▶ Material for this task:
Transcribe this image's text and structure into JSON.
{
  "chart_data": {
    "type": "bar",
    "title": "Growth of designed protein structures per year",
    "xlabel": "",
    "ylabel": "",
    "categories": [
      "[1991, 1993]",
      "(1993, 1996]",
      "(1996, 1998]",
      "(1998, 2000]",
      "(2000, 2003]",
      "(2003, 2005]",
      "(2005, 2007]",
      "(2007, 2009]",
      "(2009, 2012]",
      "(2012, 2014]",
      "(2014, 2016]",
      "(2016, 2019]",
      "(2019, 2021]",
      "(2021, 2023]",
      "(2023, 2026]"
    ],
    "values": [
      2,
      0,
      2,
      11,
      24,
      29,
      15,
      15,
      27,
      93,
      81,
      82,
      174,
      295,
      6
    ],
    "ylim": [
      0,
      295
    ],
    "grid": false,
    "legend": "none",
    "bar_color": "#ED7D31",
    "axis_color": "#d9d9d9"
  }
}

▶ Work required: Every line of the listing is to be returned unchanged.

▶ Solution to the problem:
Transcribe this image's text and structure into JSON.
{
  "chart_data": {
    "type": "bar",
    "title": "Growth of designed protein structures per year",
    "xlabel": "",
    "ylabel": "",
    "categories": [
      "[1991, 1993]",
      "(1993, 1996]",
      "(1996, 1998]",
      "(1998, 2000]",
      "(2000, 2003]",
      "(2003, 2005]",
      "(2005, 2007]",
      "(2007, 2009]",
      "(2009, 2012]",
      "(2012, 2014]",
      "(2014, 2016]",
      "(2016, 2019]",
      "(2019, 2021]",
      "(2021, 2023]",
      "(2023, 2026]"
    ],
    "values": [
      2,
      0,
      2,
      11,
      24,
      29,
      15,
      15,
      27,
      93,
      81,
      82,
      174,
      295,
      6
    ],
    "ylim": [
      0,
      295
    ],
    "grid": false,
    "legend": "none",
    "bar_color": "#ED7D31",
    "axis_color": "#d9d9d9"
  }
}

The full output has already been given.